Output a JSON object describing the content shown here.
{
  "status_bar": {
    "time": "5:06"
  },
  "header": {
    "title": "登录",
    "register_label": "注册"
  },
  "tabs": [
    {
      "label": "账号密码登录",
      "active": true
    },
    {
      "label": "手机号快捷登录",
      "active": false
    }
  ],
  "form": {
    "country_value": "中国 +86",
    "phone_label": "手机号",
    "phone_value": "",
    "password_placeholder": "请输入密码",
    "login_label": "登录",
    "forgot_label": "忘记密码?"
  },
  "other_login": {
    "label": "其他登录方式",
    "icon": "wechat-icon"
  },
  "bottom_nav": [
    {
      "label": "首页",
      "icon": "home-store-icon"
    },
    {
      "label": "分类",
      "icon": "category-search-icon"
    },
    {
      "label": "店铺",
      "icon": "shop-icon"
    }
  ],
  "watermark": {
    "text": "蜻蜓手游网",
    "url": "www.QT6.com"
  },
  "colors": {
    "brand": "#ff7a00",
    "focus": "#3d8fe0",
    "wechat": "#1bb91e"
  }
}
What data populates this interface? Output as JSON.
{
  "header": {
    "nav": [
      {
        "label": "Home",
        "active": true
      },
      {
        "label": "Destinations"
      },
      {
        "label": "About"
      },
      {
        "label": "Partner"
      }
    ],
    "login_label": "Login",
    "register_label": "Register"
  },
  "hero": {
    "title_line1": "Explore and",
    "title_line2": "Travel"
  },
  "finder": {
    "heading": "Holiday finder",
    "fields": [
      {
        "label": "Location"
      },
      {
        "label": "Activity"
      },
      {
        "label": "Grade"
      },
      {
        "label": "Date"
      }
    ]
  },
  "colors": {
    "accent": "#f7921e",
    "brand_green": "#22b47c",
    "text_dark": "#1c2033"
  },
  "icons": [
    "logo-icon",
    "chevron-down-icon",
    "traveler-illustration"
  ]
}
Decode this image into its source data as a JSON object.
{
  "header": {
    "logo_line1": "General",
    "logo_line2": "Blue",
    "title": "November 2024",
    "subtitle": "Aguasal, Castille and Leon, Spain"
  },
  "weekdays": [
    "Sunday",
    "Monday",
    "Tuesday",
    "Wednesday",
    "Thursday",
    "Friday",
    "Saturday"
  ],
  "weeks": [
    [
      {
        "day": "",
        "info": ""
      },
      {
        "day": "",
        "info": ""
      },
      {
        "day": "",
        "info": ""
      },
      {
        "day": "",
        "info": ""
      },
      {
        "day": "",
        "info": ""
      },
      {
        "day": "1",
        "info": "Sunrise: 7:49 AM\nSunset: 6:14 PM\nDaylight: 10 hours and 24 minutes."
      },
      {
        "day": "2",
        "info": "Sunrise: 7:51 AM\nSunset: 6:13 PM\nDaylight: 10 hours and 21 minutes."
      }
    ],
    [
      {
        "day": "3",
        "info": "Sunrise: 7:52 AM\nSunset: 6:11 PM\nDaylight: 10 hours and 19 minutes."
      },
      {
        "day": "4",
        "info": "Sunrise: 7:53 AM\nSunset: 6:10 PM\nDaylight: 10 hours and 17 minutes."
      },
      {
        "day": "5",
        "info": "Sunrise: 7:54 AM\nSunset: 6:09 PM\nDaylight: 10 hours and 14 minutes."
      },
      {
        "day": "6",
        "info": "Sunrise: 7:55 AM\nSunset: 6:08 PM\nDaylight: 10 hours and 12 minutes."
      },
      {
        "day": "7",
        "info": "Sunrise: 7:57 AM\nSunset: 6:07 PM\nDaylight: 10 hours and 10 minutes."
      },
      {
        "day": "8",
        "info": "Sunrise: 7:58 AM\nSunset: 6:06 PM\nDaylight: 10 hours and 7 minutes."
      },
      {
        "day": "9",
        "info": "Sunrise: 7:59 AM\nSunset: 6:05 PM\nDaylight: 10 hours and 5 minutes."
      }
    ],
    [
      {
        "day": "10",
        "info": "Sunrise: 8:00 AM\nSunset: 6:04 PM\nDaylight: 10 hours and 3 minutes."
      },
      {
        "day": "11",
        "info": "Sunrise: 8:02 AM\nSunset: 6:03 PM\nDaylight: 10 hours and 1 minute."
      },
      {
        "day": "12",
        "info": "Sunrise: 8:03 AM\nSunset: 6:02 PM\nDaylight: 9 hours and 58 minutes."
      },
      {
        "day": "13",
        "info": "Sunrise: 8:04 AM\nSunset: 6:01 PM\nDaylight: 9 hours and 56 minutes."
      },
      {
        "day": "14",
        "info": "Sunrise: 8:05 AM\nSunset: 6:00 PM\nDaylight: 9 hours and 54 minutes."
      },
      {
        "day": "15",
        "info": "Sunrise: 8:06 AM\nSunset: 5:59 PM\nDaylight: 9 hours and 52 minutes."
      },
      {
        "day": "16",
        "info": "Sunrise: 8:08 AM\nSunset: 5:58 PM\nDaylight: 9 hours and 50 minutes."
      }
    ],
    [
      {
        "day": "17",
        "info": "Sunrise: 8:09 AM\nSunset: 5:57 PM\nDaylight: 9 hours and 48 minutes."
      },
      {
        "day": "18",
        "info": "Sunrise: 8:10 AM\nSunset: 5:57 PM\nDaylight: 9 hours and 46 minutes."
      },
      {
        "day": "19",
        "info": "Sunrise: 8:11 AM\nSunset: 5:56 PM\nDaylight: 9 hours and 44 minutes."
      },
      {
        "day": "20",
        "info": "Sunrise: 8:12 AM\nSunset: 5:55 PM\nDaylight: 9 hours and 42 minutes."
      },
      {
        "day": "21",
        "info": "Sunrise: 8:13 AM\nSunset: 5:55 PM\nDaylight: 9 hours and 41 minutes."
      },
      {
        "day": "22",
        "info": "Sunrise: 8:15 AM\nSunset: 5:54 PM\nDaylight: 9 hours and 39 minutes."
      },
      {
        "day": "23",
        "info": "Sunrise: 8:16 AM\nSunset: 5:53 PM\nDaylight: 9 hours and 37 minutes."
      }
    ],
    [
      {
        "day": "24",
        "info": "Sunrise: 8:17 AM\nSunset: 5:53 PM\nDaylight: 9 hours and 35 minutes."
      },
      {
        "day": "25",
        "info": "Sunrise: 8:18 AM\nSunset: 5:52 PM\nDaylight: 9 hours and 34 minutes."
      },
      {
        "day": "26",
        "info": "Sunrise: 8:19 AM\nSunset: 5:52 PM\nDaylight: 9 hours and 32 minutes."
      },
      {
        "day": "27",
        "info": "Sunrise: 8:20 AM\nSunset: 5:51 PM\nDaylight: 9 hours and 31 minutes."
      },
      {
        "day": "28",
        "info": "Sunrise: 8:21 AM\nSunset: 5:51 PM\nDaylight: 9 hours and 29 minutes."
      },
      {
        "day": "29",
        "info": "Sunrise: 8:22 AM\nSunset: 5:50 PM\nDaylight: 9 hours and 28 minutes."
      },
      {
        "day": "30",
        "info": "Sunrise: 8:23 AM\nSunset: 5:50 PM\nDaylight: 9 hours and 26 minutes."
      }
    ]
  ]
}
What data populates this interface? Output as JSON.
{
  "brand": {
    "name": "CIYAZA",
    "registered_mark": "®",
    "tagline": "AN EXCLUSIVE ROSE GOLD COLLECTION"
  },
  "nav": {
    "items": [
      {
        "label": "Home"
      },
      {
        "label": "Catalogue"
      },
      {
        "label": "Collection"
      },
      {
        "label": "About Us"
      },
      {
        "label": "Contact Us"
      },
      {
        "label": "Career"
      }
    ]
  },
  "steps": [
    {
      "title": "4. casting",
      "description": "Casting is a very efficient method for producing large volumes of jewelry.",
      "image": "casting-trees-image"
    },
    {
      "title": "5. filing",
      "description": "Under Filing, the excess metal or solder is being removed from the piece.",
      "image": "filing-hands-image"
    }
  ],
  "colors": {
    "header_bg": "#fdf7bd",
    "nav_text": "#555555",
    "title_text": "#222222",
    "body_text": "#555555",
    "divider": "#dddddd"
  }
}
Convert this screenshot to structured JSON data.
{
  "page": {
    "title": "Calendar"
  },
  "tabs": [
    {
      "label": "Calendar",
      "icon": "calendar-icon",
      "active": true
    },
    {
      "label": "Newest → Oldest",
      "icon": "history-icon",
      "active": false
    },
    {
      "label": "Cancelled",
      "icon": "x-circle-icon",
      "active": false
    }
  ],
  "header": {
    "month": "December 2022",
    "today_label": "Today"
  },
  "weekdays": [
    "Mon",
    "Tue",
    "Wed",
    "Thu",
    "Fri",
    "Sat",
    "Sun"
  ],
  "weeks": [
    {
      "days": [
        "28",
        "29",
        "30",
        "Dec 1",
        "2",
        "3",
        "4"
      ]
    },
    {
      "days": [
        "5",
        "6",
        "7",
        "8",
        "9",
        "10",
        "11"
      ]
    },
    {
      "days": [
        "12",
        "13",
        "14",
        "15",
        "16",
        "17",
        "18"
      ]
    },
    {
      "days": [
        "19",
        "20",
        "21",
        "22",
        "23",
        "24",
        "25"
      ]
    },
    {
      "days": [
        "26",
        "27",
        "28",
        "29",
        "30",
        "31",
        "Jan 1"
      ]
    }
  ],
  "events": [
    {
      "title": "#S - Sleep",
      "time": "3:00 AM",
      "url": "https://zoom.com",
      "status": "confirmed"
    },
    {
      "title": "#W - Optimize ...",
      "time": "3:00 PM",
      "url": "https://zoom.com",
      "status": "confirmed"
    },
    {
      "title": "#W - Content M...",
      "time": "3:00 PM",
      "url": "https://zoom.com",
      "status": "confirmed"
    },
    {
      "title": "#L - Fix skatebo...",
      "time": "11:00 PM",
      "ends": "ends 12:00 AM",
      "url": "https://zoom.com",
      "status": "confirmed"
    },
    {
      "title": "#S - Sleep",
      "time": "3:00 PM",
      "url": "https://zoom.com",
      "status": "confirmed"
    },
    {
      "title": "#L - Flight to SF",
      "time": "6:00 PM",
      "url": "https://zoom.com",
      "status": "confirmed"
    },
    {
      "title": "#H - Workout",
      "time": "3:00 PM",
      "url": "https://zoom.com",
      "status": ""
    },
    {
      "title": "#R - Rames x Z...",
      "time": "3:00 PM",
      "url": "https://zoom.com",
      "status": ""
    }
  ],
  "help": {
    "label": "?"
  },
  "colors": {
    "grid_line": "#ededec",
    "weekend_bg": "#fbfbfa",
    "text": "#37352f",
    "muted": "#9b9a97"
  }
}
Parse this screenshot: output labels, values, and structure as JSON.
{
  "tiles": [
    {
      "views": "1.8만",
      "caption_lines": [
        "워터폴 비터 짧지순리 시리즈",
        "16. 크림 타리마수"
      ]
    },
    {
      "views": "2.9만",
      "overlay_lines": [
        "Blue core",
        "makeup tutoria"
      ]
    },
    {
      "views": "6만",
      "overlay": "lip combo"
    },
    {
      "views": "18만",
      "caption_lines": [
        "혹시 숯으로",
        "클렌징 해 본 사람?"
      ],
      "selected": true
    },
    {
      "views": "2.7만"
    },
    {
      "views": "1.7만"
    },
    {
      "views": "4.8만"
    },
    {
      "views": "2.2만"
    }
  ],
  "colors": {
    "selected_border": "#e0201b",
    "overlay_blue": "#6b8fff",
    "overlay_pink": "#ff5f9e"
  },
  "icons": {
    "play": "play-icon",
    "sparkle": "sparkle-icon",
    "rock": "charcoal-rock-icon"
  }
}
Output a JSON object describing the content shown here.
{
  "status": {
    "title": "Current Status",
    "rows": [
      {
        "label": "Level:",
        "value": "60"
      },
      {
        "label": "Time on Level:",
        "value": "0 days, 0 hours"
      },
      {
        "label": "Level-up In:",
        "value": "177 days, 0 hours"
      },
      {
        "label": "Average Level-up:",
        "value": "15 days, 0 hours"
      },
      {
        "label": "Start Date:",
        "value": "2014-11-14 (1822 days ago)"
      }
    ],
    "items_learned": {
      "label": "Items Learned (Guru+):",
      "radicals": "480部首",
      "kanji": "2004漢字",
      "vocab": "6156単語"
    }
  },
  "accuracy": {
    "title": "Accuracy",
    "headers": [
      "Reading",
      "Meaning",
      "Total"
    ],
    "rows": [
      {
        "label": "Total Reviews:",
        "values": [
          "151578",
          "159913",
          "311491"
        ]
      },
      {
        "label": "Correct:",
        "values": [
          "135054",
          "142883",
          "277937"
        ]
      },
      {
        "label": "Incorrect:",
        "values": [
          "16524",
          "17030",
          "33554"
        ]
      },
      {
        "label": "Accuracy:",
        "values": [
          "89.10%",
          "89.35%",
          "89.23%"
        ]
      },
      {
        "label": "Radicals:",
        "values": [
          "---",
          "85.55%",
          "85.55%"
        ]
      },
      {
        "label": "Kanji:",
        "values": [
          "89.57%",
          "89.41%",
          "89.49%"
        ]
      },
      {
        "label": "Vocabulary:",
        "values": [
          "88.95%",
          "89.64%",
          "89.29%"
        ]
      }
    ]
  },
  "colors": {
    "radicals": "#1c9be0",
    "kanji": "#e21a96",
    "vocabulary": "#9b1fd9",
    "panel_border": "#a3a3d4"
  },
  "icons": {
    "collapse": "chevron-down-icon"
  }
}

TASK TO CARRY OUT: Using the records given above, list every line that includes the word "chevron".

OUTPUT FOR THIS TASK:
    "chevron-down-icon",
    "collapse": "chevron-down-icon"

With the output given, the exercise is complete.